__Task to carry out__.
Count every line in the entries that contains "nhiệm". Report that count alone.

__Information provided__.

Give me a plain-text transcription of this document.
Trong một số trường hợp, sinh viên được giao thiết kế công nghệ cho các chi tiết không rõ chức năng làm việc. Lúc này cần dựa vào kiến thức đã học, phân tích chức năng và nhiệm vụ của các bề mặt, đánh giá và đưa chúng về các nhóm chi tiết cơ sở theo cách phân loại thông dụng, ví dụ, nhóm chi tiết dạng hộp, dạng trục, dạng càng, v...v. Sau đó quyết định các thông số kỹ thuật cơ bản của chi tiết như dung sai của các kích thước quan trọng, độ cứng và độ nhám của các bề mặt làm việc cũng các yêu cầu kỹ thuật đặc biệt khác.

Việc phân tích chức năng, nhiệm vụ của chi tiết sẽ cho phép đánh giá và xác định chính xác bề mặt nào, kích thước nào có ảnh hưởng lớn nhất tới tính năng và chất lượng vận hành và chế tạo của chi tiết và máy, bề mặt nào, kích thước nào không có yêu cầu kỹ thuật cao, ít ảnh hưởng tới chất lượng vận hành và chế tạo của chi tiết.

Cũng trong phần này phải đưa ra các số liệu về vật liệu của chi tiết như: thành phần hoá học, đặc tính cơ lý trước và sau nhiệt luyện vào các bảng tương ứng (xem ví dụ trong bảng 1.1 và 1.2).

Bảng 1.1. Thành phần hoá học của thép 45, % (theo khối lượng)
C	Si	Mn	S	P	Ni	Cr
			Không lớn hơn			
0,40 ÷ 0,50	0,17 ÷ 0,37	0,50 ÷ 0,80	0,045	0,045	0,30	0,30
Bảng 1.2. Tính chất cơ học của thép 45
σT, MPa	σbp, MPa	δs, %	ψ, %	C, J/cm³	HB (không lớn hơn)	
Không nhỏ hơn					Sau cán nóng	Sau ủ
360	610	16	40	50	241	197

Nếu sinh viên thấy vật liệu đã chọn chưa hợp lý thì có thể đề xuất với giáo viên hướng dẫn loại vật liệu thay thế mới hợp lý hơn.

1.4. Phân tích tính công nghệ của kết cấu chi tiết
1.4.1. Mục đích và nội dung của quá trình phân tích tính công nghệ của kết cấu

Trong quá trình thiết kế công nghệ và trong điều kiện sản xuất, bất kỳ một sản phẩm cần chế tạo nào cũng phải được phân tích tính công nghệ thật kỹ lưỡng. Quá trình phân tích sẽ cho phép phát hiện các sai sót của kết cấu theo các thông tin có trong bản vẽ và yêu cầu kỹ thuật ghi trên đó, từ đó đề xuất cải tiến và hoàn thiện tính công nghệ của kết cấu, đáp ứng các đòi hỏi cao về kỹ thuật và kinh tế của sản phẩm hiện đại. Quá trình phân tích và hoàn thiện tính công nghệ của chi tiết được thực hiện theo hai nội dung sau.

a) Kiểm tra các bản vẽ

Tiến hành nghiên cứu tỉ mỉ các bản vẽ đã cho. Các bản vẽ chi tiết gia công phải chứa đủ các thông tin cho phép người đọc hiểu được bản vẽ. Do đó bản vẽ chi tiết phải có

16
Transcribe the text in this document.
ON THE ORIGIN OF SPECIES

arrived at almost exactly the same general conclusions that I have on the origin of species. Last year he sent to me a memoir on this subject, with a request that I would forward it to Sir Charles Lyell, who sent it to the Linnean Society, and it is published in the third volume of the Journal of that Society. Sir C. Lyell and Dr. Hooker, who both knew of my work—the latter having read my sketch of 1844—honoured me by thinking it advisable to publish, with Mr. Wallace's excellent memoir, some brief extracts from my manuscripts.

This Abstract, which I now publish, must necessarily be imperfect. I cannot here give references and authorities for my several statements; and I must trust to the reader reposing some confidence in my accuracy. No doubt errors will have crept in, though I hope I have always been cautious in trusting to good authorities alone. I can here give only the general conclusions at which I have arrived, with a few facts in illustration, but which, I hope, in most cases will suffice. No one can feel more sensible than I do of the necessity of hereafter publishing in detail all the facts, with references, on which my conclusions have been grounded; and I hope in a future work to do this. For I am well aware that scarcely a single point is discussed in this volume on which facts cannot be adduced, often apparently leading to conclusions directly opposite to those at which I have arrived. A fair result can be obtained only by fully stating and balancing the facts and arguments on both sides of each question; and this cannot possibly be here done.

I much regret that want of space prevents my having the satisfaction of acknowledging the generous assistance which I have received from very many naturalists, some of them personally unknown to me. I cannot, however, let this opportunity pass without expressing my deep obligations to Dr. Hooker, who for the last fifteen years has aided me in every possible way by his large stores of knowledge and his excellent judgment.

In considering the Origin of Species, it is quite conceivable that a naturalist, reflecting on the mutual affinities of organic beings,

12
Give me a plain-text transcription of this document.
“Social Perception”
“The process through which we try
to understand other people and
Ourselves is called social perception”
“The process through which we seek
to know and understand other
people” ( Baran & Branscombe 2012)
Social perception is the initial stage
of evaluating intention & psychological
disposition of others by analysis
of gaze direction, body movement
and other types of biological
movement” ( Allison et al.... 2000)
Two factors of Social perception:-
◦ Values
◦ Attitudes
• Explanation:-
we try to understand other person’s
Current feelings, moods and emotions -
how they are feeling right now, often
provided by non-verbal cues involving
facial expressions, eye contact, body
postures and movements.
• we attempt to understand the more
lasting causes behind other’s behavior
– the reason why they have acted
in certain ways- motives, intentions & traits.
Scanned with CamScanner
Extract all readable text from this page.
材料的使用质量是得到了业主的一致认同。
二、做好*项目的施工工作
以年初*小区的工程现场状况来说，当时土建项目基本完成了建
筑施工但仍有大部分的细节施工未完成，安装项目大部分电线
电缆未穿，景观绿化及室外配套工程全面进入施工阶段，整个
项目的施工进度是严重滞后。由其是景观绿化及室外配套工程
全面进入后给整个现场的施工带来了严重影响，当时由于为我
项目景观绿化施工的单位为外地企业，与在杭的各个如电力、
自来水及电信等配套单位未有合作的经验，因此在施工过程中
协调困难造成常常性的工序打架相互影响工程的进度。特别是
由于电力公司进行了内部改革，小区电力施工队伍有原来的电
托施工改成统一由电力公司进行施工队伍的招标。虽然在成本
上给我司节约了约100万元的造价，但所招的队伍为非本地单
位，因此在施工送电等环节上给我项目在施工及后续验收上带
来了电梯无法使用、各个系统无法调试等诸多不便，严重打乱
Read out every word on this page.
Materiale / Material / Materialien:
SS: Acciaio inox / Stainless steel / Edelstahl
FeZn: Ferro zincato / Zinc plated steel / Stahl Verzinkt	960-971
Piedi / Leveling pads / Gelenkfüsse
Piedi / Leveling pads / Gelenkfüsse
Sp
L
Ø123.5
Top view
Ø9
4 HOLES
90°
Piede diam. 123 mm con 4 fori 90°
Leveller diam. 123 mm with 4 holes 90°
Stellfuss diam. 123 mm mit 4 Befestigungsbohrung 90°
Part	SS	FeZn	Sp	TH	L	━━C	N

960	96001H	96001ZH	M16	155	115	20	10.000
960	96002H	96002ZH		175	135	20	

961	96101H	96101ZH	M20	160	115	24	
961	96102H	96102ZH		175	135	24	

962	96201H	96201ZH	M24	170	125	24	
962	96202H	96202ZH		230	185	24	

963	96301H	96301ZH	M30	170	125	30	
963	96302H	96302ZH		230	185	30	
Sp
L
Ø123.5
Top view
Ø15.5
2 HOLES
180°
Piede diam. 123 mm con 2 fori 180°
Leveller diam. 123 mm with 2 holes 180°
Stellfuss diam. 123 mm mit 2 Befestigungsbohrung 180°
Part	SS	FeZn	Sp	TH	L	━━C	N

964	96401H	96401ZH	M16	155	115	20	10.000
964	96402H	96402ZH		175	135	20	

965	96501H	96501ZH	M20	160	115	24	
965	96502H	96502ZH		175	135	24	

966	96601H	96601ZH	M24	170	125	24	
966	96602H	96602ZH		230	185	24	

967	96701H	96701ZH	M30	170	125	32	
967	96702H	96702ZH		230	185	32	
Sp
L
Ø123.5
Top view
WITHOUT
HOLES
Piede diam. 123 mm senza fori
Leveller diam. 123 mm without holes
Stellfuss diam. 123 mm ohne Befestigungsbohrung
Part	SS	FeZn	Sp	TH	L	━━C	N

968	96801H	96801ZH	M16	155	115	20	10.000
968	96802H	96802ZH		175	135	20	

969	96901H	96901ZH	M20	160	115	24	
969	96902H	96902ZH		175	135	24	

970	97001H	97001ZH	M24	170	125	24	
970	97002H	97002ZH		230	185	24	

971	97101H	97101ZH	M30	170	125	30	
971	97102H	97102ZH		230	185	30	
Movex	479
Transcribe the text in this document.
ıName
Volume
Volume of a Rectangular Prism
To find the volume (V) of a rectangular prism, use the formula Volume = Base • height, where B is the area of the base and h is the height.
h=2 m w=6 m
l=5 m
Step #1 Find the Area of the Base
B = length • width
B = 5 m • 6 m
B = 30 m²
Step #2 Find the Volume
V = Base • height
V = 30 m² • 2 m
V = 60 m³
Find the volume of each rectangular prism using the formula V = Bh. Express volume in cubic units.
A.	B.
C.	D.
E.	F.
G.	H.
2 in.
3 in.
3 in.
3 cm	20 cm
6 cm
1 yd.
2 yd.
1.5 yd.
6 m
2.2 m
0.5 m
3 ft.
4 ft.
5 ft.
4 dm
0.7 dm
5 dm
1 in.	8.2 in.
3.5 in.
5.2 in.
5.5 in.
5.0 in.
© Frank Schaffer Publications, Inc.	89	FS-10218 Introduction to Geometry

__Problem solution__.
2